Dataset items:
-- Start --

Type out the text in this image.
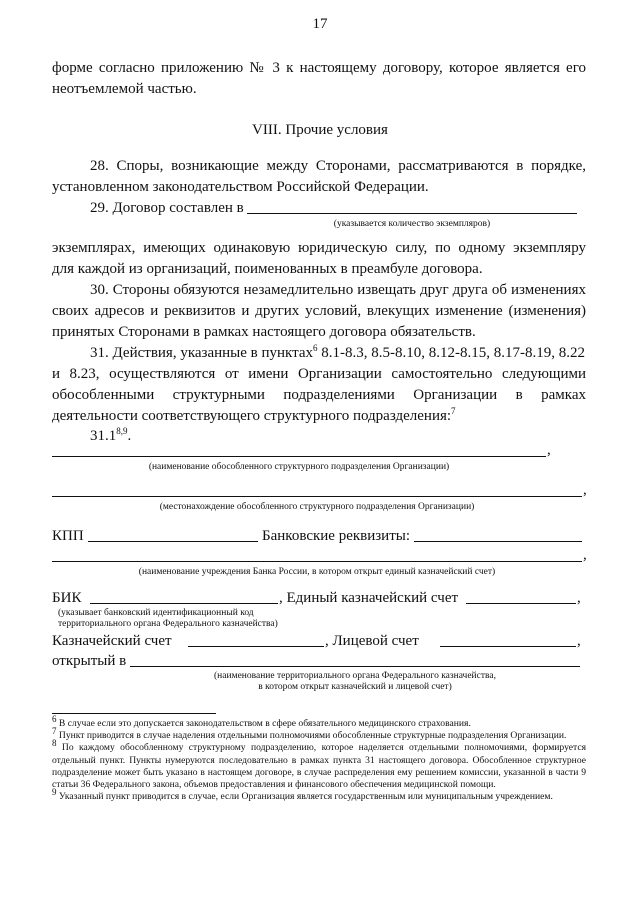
17
форме согласно приложению № 3 к настоящему договору, которое является его
неотъемлемой частью.
VIII. Прочие условия
28. Споры, возникающие между Сторонами, рассматриваются в порядке,
установленном законодательством Российской Федерации.
29. Договор составлен в
(указывается количество экземпляров)
экземплярах, имеющих одинаковую юридическую силу, по одному экземпляру
для каждой из организаций, поименованных в преамбуле договора.
30. Стороны обязуются незамедлительно извещать друг друга об изменениях
своих адресов и реквизитов и других условий, влекущих изменение (изменения)
принятых Сторонами в рамках настоящего договора обязательств.
31. Действия, указанные в пунктах$^6$ 8.1-8.3, 8.5-8.10, 8.12-8.15, 8.17-8.19, 8.22
и 8.23, осуществляются от имени Организации самостоятельно следующими
обособленными структурными подразделениями Организации в рамках
деятельности соответствующего структурного подразделения:$^7$
31.1$^{8,9}$.
,
(наименование обособленного структурного подразделения Организации)
,
(местонахождение обособленного структурного подразделения Организации)
КПП	Банковские реквизиты:
,
(наименование учреждения Банка России, в котором открыт единый казначейский счет)
БИК	, Единый казначейский счет	,
(указывает банковский идентификационный код
территориального органа Федерального казначейства)
Казначейский счет	, Лицевой счет	,
открытый в
(наименование территориального органа Федерального казначейства,
в котором открыт казначейский и лицевой счет)

$^6$ В случае если это допускается законодательством в сфере обязательного медицинского страхования.

$^7$ Пункт приводится в случае наделения отдельными полномочиями обособленные структурные подразделения Организации.

$^8$ По каждому обособленному структурному подразделению, которое наделяется отдельными полномочиями, формируется отдельный пункт. Пункты нумеруются последовательно в рамках пункта 31 настоящего договора. Обособленное структурное подразделение может быть указано в настоящем договоре, в случае распределения ему решением комиссии, указанной в части 9 статьи 36 Федерального закона, объемов предоставления и финансового обеспечения медицинской помощи.

$^9$ Указанный пункт приводится в случае, если Организация является государственным или муниципальным учреждением.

-- End --

**PROBLEM REQUIREMENTS:** Out of the material above, gather each line where "котором" appears.

**OUTPUT OF THE TASK:**
(наименование учреждения Банка России, в котором открыт единый казначейский счет)
в котором открыт казначейский и лицевой счет)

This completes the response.